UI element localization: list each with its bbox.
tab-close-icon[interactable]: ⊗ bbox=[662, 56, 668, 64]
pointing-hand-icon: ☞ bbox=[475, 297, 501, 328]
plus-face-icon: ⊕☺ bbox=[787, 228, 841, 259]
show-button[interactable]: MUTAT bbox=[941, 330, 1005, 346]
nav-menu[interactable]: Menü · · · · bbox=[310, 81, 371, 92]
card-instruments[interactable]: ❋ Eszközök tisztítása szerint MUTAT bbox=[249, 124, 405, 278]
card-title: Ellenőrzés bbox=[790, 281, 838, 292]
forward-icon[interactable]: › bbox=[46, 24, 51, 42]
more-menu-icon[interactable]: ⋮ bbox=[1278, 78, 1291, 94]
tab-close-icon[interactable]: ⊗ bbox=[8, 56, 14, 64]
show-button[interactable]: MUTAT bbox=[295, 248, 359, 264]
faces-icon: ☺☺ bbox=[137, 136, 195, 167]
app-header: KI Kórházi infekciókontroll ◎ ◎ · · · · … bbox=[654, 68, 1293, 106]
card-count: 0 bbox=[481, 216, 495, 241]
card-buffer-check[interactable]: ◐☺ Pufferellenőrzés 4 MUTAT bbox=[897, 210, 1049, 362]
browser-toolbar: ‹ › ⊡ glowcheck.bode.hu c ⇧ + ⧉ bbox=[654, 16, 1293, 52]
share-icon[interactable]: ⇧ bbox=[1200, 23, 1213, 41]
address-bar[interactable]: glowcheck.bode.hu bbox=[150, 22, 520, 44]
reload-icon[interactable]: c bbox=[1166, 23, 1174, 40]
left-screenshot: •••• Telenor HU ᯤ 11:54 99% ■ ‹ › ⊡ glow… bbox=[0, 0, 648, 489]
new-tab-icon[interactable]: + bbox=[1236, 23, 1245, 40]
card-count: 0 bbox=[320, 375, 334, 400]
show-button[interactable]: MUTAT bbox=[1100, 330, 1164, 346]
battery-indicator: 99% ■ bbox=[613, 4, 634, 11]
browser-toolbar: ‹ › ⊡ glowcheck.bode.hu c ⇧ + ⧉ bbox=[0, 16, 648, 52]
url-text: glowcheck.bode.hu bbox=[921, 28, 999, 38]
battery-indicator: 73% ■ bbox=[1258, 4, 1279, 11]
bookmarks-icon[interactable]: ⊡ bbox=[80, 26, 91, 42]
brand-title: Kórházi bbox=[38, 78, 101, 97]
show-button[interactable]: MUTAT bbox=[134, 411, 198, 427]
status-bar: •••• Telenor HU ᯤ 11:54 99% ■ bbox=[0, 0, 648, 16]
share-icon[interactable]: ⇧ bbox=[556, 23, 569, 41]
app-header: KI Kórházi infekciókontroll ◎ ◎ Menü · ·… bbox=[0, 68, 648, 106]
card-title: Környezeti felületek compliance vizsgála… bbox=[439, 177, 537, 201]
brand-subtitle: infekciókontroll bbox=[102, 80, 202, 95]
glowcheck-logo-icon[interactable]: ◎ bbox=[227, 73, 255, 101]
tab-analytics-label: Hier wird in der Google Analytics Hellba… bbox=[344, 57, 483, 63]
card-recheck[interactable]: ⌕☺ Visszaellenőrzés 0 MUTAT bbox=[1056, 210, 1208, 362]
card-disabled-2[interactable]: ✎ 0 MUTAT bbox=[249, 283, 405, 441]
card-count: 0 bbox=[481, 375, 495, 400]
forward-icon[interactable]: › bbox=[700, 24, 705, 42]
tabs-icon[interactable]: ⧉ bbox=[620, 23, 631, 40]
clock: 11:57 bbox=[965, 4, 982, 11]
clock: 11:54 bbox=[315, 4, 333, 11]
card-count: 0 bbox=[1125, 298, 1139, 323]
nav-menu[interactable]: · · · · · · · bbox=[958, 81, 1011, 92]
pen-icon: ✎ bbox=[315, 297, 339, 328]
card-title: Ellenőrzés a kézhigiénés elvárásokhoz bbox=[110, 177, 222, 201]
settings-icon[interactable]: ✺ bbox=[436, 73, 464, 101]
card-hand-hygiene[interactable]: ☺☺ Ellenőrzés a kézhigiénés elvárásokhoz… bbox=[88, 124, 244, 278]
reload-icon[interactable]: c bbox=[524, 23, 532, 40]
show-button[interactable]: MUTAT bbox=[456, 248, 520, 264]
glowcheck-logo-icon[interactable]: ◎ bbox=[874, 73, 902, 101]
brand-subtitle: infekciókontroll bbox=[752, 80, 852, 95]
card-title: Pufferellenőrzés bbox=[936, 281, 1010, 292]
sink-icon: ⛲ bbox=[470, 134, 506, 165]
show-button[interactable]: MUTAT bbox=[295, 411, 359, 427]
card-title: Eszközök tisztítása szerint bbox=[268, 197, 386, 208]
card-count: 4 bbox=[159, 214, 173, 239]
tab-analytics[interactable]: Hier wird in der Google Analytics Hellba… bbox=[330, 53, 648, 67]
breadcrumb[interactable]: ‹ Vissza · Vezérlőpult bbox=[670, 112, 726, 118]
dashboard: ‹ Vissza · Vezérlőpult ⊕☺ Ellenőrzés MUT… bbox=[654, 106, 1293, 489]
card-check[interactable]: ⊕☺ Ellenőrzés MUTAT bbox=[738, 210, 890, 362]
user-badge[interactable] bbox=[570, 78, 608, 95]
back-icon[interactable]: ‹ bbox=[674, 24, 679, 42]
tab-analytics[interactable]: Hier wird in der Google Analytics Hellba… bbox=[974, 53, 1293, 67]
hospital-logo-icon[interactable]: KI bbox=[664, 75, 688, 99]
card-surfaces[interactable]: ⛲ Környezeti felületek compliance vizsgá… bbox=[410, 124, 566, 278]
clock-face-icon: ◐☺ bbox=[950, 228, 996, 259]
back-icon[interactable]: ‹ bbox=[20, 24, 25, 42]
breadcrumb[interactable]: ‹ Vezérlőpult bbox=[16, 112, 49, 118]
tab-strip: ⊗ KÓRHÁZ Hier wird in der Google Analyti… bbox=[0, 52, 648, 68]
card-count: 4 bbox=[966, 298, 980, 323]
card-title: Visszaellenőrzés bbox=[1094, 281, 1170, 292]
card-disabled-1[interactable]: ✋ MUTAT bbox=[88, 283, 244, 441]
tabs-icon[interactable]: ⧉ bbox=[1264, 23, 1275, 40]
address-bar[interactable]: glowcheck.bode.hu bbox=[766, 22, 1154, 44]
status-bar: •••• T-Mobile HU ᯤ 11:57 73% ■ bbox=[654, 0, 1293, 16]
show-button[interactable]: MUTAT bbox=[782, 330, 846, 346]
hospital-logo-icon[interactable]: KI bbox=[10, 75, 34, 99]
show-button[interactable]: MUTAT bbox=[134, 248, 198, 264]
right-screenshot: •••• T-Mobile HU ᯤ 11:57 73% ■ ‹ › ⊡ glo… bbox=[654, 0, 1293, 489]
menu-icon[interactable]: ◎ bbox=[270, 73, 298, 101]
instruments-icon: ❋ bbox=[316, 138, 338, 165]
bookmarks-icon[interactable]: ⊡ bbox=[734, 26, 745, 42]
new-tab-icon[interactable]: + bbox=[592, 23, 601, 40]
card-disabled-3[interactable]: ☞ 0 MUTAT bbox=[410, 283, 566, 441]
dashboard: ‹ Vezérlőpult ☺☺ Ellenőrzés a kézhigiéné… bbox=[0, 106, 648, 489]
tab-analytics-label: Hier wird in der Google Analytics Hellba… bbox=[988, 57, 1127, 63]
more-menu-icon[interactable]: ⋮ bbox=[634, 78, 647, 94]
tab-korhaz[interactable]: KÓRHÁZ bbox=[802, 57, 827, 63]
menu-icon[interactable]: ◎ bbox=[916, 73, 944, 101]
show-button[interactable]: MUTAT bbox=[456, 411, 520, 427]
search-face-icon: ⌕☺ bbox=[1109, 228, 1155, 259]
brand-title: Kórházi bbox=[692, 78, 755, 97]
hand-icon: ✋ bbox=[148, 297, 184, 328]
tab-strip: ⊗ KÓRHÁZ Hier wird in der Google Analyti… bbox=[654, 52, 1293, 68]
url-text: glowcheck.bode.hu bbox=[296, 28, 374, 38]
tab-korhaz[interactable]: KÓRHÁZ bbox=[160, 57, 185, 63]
☆ ☆ ☆ ☆ ☆
WHAT YOU WILL DO
Collect every line in the listing above that contains the string "hand".

TASK SOLUTION
pointing-hand-icon: ☞ bbox=[475, 297, 501, 328]
card-hand-hygiene[interactable]: ☺☺ Ellenőrzés a kézhigiénés elvárásokhoz… bbox=[88, 124, 244, 278]
hand-icon: ✋ bbox=[148, 297, 184, 328]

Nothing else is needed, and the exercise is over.